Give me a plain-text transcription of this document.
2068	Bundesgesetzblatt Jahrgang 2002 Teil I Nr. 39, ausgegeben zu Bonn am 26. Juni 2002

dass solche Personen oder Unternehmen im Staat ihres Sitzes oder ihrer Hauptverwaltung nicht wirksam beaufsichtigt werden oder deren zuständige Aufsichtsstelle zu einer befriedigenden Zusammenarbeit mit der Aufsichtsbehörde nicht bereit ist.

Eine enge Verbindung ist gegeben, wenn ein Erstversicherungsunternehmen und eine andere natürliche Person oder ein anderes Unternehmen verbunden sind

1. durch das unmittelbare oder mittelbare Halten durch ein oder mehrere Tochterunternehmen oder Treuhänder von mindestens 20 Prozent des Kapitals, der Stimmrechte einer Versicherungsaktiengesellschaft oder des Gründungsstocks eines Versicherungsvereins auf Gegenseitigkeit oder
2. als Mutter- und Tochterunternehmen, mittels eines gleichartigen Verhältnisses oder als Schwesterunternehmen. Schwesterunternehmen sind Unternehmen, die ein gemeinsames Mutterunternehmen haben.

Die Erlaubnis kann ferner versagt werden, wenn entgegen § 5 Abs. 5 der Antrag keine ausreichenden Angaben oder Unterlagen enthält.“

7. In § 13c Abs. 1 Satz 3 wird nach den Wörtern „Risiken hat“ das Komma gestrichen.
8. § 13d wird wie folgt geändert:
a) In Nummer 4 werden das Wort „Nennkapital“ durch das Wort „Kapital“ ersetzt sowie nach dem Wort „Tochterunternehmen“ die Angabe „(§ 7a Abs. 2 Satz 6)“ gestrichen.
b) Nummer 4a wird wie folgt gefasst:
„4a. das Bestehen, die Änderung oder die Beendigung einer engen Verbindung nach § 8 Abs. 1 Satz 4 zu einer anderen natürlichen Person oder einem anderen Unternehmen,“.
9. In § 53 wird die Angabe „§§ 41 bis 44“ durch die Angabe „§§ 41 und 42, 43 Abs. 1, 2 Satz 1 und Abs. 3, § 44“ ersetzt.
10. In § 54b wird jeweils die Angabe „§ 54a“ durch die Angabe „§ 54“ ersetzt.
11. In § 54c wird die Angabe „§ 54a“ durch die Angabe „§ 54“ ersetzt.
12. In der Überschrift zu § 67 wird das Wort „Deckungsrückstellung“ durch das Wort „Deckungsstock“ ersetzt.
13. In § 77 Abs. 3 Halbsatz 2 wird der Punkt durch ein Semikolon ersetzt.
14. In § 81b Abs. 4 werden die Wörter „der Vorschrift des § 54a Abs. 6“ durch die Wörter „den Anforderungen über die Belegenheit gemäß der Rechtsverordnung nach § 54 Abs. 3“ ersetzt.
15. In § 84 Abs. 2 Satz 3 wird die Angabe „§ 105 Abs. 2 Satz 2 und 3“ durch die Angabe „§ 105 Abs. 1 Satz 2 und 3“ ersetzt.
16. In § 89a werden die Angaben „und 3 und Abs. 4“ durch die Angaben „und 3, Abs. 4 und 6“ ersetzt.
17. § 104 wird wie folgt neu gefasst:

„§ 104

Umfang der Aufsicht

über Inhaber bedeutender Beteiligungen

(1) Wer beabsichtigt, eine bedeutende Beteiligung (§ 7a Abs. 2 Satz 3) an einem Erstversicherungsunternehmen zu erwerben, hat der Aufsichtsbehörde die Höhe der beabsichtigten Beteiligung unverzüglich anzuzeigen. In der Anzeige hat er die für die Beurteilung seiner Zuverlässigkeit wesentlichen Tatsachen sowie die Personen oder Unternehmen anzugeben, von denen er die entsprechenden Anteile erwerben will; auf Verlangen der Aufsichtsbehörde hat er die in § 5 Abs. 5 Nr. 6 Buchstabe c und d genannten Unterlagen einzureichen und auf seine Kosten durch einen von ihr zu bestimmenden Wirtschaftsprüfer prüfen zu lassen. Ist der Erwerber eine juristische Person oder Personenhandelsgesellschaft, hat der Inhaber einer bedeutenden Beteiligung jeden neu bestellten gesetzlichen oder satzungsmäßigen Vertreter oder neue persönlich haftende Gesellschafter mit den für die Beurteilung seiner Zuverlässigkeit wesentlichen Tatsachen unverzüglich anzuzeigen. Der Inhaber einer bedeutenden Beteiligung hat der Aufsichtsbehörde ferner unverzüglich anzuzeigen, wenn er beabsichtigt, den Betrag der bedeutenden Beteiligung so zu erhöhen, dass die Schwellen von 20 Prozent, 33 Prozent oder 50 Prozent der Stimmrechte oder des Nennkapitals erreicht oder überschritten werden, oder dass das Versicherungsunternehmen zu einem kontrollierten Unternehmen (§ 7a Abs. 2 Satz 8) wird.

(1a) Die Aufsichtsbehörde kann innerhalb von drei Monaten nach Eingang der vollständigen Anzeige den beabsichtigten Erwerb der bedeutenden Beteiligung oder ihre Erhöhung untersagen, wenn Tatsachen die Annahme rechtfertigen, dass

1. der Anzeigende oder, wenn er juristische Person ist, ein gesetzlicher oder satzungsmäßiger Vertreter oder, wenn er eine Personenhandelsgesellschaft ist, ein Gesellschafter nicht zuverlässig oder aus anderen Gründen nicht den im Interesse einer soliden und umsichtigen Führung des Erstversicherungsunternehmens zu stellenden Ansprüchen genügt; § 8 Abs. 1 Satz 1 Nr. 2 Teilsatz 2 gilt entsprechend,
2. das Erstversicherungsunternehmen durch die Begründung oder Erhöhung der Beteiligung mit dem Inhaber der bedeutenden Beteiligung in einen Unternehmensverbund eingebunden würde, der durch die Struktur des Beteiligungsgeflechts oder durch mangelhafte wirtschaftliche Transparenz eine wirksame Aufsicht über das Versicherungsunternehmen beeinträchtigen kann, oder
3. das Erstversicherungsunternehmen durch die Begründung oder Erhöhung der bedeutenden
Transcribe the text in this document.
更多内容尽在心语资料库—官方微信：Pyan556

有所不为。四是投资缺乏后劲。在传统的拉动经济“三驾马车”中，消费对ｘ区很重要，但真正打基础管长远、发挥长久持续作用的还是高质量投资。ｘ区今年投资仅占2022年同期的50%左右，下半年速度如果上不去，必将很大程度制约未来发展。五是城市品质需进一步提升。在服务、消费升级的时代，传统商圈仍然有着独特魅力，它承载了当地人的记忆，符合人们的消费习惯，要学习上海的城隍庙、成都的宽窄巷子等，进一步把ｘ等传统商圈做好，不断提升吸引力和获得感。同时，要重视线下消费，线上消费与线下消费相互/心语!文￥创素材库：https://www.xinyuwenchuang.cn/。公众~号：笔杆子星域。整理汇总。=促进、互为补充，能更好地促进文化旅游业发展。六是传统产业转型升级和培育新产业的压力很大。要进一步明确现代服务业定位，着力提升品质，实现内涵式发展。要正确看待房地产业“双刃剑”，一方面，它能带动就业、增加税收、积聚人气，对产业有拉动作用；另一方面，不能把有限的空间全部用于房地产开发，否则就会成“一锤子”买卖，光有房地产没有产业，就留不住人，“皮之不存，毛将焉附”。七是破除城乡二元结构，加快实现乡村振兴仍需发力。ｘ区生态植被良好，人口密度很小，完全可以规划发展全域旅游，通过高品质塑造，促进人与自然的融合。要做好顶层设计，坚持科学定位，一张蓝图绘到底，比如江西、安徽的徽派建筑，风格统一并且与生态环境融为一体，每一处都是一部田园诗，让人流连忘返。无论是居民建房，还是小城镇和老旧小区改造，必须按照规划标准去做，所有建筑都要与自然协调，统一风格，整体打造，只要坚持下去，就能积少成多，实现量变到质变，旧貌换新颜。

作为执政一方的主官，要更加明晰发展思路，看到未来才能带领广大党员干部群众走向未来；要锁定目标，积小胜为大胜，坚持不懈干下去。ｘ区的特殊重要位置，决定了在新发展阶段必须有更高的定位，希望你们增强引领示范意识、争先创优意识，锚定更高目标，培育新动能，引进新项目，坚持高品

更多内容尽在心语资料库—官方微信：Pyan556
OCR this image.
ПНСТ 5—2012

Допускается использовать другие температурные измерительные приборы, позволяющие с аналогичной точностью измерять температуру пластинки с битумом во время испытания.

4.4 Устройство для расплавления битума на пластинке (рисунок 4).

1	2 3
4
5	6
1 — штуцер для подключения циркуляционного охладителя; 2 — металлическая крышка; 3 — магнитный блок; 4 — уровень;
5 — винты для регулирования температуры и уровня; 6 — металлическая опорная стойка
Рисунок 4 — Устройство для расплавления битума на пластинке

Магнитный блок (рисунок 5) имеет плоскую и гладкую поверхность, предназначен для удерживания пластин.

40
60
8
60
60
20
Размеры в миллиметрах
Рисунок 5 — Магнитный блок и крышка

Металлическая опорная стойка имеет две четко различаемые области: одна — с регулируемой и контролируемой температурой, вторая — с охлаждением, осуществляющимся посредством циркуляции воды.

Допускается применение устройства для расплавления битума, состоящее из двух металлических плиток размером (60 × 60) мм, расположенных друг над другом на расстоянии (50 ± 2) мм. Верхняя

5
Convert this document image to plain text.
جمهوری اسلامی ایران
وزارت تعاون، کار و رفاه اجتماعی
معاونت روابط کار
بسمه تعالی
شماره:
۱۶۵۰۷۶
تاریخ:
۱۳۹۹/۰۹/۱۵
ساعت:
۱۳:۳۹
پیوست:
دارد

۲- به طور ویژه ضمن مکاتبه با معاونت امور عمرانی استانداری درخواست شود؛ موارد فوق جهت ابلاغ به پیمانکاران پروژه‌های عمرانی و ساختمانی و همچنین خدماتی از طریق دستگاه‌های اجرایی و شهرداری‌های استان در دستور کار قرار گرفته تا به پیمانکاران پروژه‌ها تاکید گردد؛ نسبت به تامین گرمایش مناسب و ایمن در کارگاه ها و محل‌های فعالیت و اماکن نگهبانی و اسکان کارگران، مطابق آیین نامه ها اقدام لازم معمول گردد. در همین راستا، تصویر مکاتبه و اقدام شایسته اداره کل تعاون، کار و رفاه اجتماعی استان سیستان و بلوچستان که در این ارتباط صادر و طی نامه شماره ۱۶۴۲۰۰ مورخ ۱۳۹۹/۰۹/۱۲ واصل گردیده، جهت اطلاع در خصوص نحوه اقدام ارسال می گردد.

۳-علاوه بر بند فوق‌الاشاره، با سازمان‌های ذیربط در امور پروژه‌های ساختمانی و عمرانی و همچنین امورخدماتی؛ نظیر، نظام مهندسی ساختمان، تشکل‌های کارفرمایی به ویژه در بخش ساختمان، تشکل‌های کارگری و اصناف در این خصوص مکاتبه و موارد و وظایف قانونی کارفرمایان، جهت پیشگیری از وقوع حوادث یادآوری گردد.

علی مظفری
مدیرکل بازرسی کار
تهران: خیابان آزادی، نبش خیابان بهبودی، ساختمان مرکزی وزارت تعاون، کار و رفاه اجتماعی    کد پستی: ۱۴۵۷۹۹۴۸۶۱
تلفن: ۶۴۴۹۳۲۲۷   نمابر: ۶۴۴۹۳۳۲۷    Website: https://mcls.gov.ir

━━━━━━━━

**The request**. From the listing above, collect each line in which the string "folgt" appears.

**Exercise solution**.
8. § 13d wird wie folgt geändert:
b) Nummer 4a wird wie folgt gefasst:
17. § 104 wird wie folgt neu gefasst:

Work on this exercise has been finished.